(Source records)
## Begin
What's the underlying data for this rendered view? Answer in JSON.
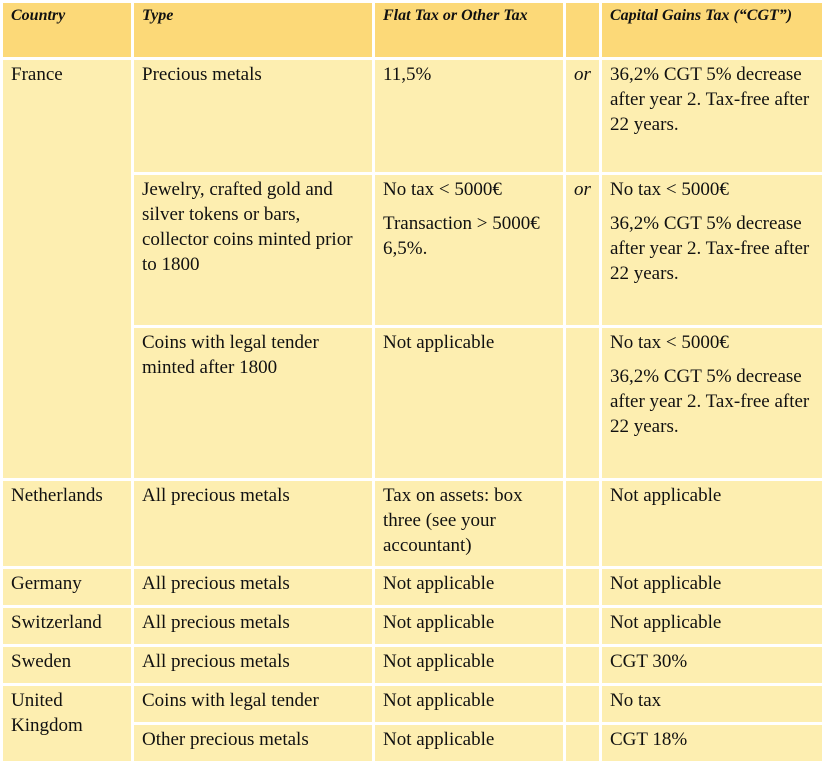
{
  "headers": {
    "country": "Country",
    "type": "Type",
    "flat_tax": "Flat Tax or Other Tax",
    "or": "",
    "cgt": "Capital Gains Tax (“CGT”)"
  },
  "rows": [
    {
      "country": "France",
      "type": "Precious metals",
      "flat_tax": [
        "11,5%"
      ],
      "or": "or",
      "cgt": [
        "36,2% CGT 5% decrease after year 2. Tax-free after 22 years."
      ]
    },
    {
      "type": "Jewelry, crafted gold and silver tokens or bars, collector coins minted prior to 1800",
      "flat_tax": [
        "No tax < 5000€",
        "Transaction > 5000€ 6,5%."
      ],
      "or": "or",
      "cgt": [
        "No tax < 5000€",
        "36,2% CGT 5% decrease after year 2. Tax-free after 22 years."
      ]
    },
    {
      "type": "Coins with legal tender minted after 1800",
      "flat_tax": [
        "Not applicable"
      ],
      "or": "",
      "cgt": [
        "No tax < 5000€",
        "36,2% CGT 5% decrease after year 2. Tax-free after 22 years."
      ]
    },
    {
      "country": "Netherlands",
      "type": "All precious metals",
      "flat_tax": [
        "Tax on assets: box three (see your accountant)"
      ],
      "or": "",
      "cgt": [
        "Not applicable"
      ]
    },
    {
      "country": "Germany",
      "type": "All precious metals",
      "flat_tax": [
        "Not applicable"
      ],
      "or": "",
      "cgt": [
        "Not applicable"
      ]
    },
    {
      "country": "Switzerland",
      "type": "All precious metals",
      "flat_tax": [
        "Not applicable"
      ],
      "or": "",
      "cgt": [
        "Not applicable"
      ]
    },
    {
      "country": "Sweden",
      "type": "All precious metals",
      "flat_tax": [
        "Not applicable"
      ],
      "or": "",
      "cgt": [
        "CGT 30%"
      ]
    },
    {
      "country": "United Kingdom",
      "type": "Coins with legal tender",
      "flat_tax": [
        "Not applicable"
      ],
      "or": "",
      "cgt": [
        "No tax"
      ]
    },
    {
      "type": "Other precious metals",
      "flat_tax": [
        "Not applicable"
      ],
      "or": "",
      "cgt": [
        "CGT 18%"
      ]
    }
  ],
  "colors": {
    "header_bg": "#fcd978",
    "cell_bg": "#fdeeb0"
  }
}
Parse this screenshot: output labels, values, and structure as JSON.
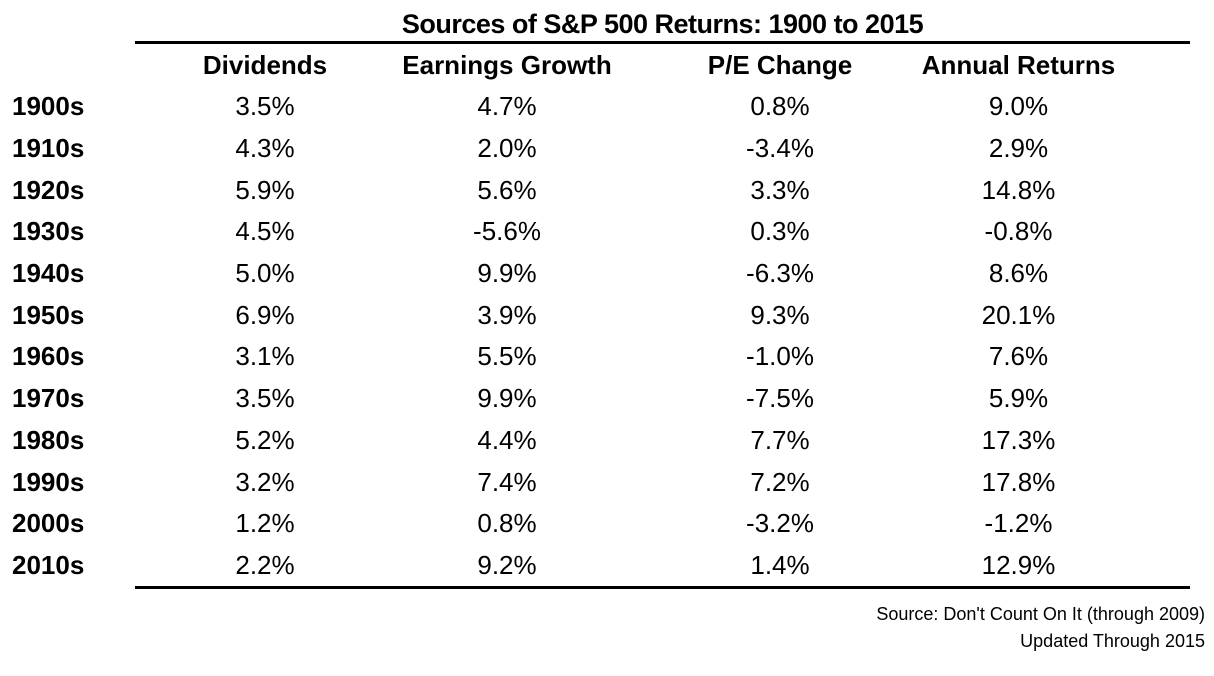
## End
### Exercise prompt
Go through the entries and return each line where the word "Other" appears.

### Task answer
    "flat_tax": "Flat Tax or Other Tax",
      "type": "Other precious metals",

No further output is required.